* [Work to be completed] Find all the lines with "JSON" and gather them.
>> BEGIN
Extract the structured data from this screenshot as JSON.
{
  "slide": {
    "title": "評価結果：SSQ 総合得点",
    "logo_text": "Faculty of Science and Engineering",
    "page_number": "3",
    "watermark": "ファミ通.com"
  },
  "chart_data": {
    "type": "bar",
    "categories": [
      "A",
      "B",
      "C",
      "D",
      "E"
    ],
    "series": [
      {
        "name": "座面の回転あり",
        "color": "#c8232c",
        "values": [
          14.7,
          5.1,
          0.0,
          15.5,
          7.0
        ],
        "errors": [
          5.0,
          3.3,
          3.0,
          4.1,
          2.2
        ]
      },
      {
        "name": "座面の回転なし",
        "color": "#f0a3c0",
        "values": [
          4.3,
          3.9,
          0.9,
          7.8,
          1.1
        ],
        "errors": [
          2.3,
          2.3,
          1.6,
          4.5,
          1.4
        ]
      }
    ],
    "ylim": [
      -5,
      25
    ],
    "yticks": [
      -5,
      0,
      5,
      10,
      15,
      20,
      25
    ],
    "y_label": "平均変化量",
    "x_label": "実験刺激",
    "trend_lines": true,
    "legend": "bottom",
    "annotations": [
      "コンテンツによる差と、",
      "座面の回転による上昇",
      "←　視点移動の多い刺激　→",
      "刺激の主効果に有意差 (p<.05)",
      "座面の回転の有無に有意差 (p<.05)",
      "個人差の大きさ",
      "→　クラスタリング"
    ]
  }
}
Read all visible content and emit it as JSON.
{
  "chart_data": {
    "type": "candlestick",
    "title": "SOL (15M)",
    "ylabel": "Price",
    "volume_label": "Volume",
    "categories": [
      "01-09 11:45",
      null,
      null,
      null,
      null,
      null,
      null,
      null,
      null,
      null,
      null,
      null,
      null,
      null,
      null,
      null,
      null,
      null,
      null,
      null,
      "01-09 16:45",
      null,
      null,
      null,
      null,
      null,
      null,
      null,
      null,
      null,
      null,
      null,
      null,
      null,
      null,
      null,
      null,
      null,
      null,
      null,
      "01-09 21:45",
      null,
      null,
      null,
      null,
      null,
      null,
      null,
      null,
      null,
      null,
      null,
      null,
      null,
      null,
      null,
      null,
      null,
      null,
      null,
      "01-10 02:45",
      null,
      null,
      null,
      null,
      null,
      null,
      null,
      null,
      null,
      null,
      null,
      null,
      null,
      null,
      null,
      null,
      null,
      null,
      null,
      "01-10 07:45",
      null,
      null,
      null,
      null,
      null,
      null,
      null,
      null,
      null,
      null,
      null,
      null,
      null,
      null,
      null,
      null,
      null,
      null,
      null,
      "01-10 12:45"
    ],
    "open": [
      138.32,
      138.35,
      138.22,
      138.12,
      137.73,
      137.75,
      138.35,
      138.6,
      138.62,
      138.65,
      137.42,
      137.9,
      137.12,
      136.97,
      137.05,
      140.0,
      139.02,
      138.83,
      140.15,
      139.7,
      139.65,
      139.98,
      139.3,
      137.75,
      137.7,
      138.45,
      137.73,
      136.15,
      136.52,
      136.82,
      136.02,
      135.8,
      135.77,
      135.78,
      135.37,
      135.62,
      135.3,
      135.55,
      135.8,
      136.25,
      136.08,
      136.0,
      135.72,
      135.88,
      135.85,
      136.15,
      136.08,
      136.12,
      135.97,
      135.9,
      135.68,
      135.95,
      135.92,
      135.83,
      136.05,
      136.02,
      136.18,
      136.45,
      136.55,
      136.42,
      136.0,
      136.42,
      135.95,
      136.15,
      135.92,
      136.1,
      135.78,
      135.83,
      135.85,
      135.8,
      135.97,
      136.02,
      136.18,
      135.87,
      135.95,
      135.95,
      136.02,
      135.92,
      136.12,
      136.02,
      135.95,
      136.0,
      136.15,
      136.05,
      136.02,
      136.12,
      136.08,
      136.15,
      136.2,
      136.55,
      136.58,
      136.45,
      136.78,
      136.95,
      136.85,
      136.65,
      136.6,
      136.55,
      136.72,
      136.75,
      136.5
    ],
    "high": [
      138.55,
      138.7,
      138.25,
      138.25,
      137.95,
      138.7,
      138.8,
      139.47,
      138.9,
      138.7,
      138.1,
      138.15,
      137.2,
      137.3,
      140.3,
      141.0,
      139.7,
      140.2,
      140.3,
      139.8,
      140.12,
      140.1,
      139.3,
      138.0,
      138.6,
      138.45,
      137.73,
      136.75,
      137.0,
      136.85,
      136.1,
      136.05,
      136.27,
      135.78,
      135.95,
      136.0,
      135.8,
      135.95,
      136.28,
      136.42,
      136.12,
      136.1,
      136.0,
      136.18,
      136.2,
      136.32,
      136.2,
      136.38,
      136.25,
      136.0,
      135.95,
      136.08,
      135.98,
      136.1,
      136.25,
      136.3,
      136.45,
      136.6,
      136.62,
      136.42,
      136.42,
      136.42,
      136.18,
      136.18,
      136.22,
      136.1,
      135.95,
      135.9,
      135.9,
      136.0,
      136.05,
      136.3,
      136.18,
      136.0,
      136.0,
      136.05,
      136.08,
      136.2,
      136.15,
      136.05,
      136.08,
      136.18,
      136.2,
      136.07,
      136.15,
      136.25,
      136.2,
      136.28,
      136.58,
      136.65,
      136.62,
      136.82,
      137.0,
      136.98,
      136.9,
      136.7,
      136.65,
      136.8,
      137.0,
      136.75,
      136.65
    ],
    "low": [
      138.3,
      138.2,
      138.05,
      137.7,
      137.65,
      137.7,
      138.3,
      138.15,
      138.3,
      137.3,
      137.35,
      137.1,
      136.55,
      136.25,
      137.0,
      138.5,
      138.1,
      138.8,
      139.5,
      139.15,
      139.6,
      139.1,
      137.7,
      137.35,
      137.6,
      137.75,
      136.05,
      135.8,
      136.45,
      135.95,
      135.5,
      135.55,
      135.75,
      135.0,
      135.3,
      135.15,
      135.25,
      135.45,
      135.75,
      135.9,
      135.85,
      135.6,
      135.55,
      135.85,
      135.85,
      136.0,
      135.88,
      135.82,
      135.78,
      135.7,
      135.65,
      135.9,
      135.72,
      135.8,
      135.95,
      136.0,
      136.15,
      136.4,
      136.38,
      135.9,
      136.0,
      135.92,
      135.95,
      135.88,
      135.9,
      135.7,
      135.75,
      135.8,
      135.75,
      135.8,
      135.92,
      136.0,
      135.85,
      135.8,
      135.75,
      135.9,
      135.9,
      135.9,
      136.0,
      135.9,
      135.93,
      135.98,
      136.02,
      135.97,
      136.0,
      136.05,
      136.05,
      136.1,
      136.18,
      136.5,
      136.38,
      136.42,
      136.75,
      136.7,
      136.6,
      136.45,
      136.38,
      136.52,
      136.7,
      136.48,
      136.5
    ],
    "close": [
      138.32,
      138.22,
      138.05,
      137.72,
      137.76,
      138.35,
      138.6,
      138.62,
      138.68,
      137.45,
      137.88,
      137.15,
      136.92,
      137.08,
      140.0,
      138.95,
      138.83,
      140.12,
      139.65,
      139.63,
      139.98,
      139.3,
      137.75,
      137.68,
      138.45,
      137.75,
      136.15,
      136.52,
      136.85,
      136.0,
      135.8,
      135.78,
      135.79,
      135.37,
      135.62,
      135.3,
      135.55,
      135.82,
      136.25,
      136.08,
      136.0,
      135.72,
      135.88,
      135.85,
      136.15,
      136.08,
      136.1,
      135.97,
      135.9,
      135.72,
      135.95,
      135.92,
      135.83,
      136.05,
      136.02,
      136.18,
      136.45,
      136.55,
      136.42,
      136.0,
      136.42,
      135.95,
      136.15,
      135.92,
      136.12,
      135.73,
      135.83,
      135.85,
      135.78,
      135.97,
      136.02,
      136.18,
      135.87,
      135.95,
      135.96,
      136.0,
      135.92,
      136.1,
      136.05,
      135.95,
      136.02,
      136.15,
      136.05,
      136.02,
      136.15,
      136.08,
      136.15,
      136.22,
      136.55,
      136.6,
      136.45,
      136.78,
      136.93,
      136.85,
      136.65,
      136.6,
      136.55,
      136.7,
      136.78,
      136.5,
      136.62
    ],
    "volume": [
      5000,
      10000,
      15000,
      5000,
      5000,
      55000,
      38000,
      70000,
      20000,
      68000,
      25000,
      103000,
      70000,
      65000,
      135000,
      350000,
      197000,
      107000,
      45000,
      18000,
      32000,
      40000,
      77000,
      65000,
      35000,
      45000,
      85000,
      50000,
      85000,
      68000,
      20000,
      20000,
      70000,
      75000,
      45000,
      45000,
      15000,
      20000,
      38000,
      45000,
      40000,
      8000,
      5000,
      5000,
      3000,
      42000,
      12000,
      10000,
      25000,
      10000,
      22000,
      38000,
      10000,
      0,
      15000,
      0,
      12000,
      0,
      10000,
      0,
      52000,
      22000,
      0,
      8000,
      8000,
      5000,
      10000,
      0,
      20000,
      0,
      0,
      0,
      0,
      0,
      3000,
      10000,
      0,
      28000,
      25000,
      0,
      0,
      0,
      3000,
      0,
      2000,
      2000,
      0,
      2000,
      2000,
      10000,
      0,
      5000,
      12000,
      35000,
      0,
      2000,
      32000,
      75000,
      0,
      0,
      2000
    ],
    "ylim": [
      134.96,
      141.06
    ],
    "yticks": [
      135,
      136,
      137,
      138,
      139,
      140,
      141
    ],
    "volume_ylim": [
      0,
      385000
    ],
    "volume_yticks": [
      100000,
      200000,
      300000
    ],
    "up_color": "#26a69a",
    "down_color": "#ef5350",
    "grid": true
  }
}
>> END
* [Solution to the exercise]
Extract the structured data from this screenshot as JSON.
Read all visible content and emit it as JSON.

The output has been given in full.